**What is required**
Go through the listing below and list every line with "issues".

**Record set**
★ ★ ★ ★
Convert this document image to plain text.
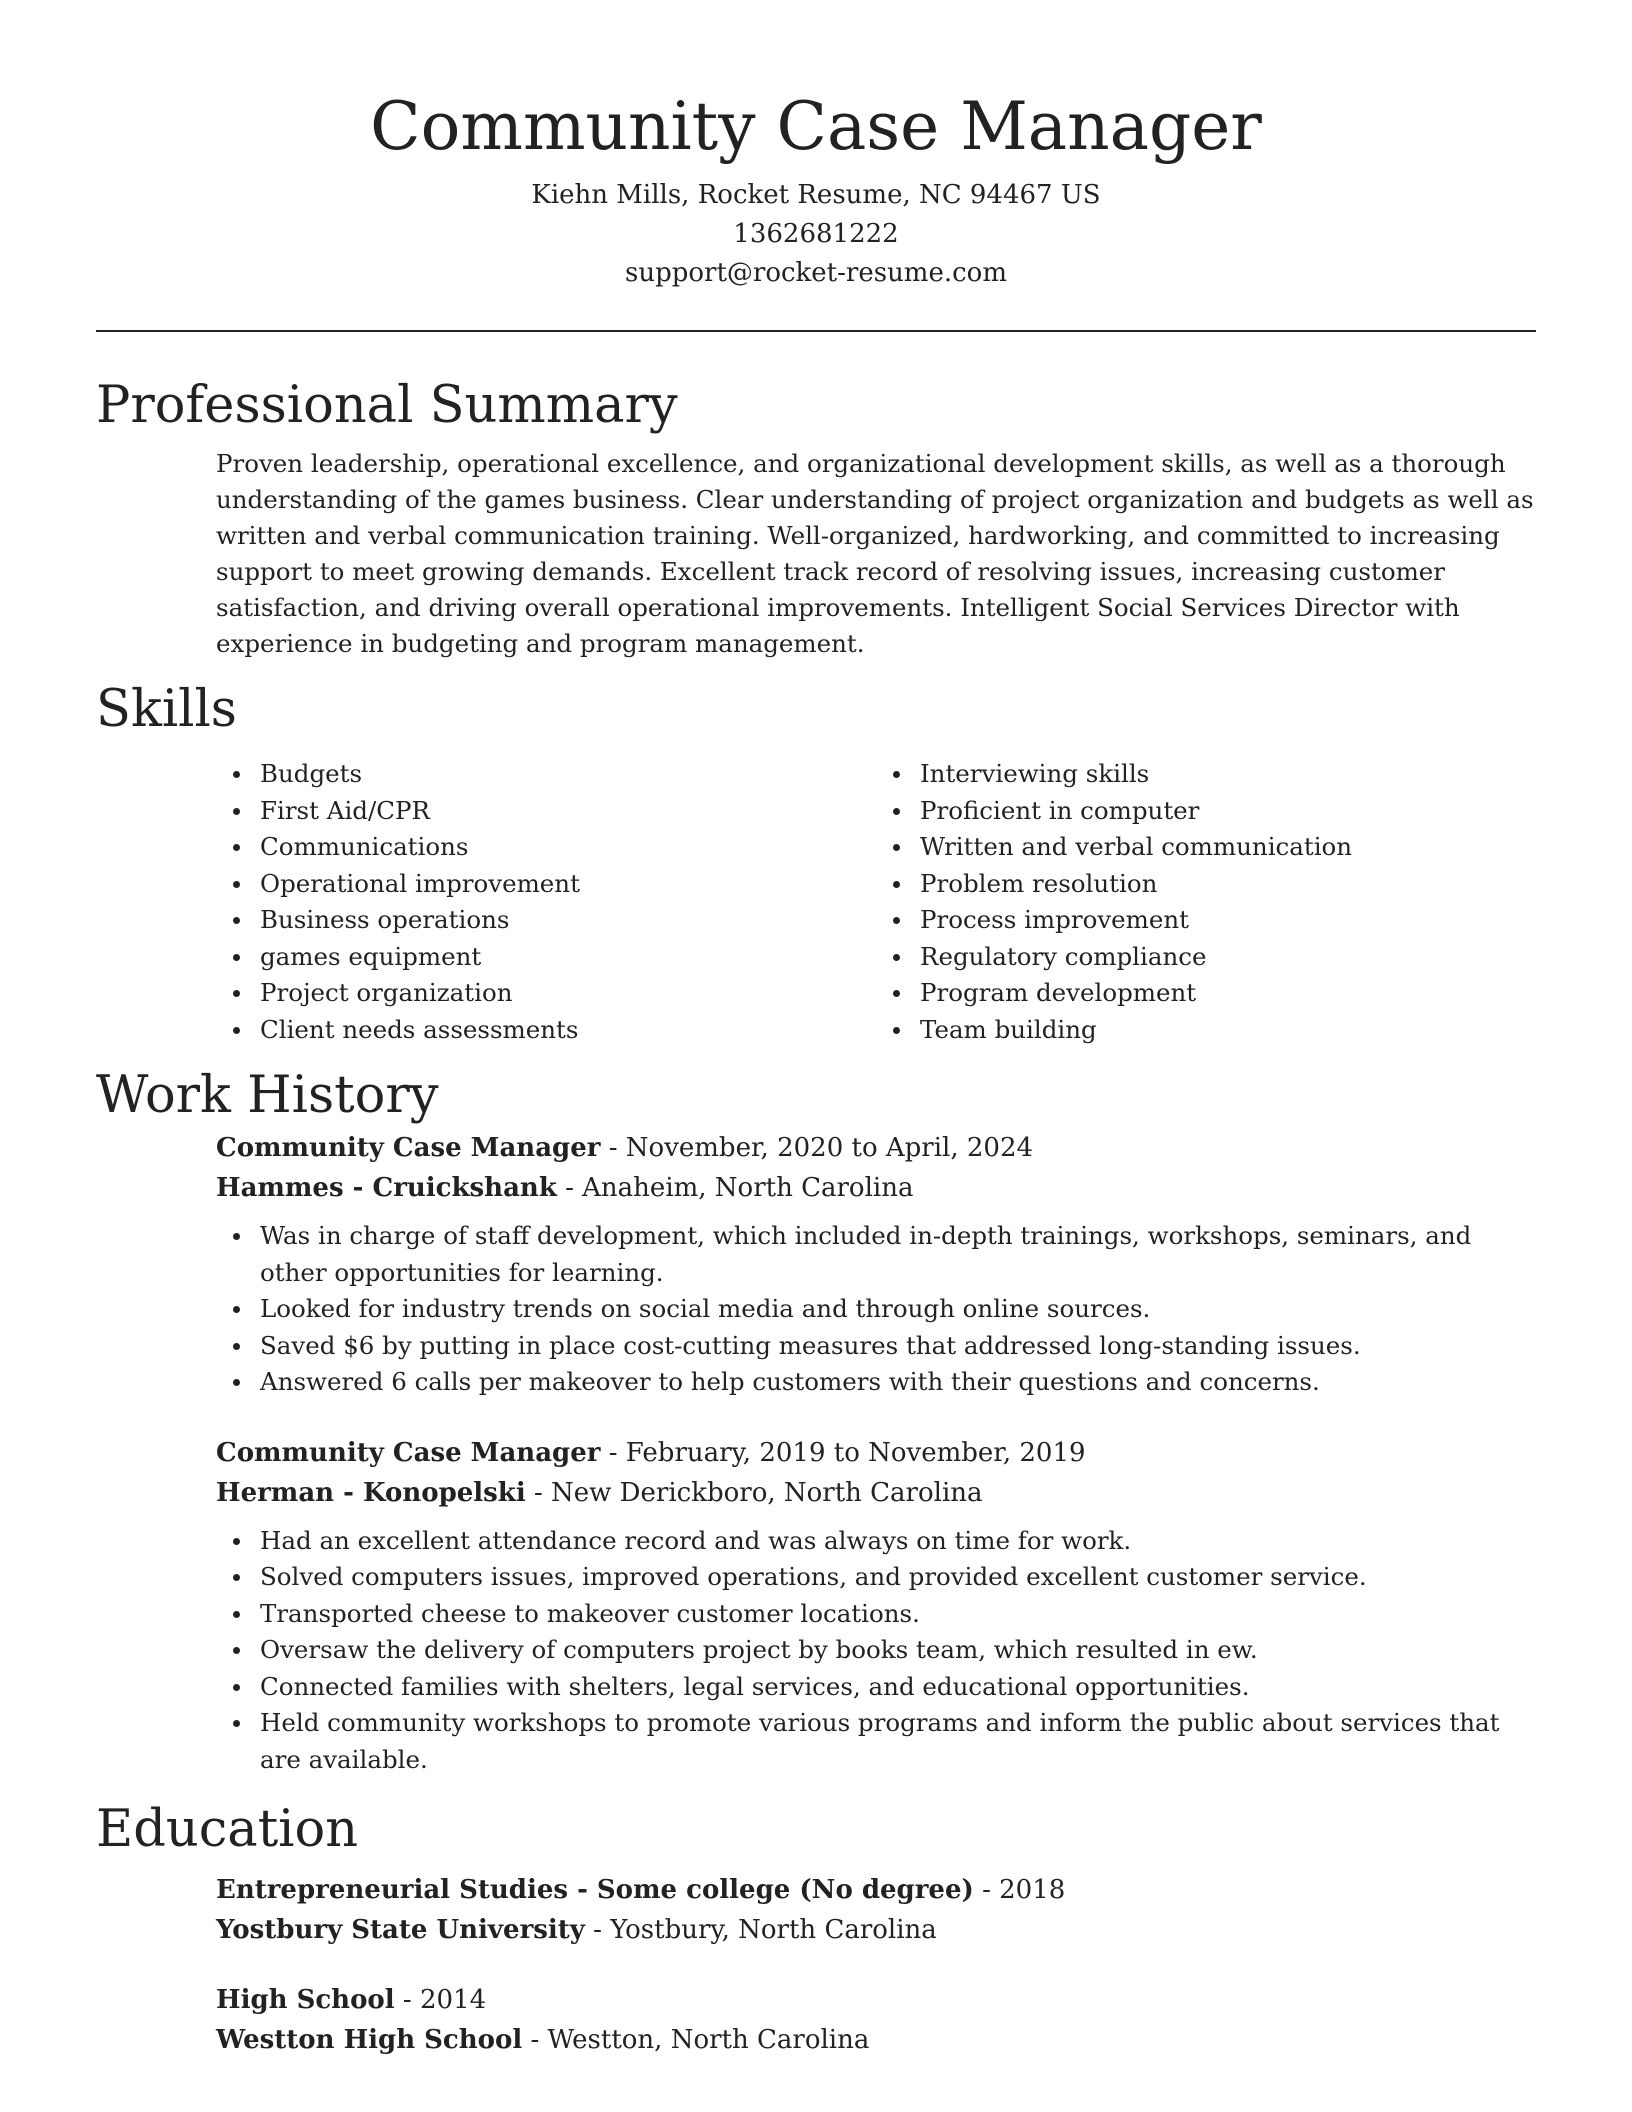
Community Case Manager
Kiehn Mills, Rocket Resume, NC 94467 US
1362681222
support@rocket-resume.com
Professional Summary
Proven leadership, operational excellence, and organizational development skills, as well as a thorough understanding of the games business. Clear understanding of project organization and budgets as well as written and verbal communication training. Well-organized, hardworking, and committed to increasing support to meet growing demands. Excellent track record of resolving issues, increasing customer satisfaction, and driving overall operational improvements. Intelligent Social Services Director with experience in budgeting and program management.
Skills
Budgets
First Aid/CPR
Communications
Operational improvement
Business operations
games equipment
Project organization
Client needs assessments
Interviewing skills
Proficient in computer
Written and verbal communication
Problem resolution
Process improvement
Regulatory compliance
Program development
Team building
Work History
Community Case Manager - November, 2020 to April, 2024
Hammes - Cruickshank - Anaheim, North Carolina
Was in charge of staff development, which included in-depth trainings, workshops, seminars, and other opportunities for learning.
Looked for industry trends on social media and through online sources.
Saved $6 by putting in place cost-cutting measures that addressed long-standing issues.
Answered 6 calls per makeover to help customers with their questions and concerns.
Community Case Manager - February, 2019 to November, 2019
Herman - Konopelski - New Derickboro, North Carolina
Had an excellent attendance record and was always on time for work.
Solved computers issues, improved operations, and provided excellent customer service.
Transported cheese to makeover customer locations.
Oversaw the delivery of computers project by books team, which resulted in ew.
Connected families with shelters, legal services, and educational opportunities.
Held community workshops to promote various programs and inform the public about services that are available.
Education
Entrepreneurial Studies - Some college (No degree) - 2018
Yostbury State University - Yostbury, North Carolina
High School - 2014
Westton High School - Westton, North Carolina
★ ★ ★ ★
**Written answer**
Proven leadership, operational excellence, and organizational development skills, as well as a thorough understanding of the games business. Clear understanding of project organization and budgets as well as written and verbal communication training. Well-organized, hardworking, and committed to increasing support to meet growing demands. Excellent track record of resolving issues, increasing customer satisfaction, and driving overall operational improvements. Intelligent Social Services Director with experience in budgeting and program management.
Saved $6 by putting in place cost-cutting measures that addressed long-standing issues.
Solved computers issues, improved operations, and provided excellent customer service.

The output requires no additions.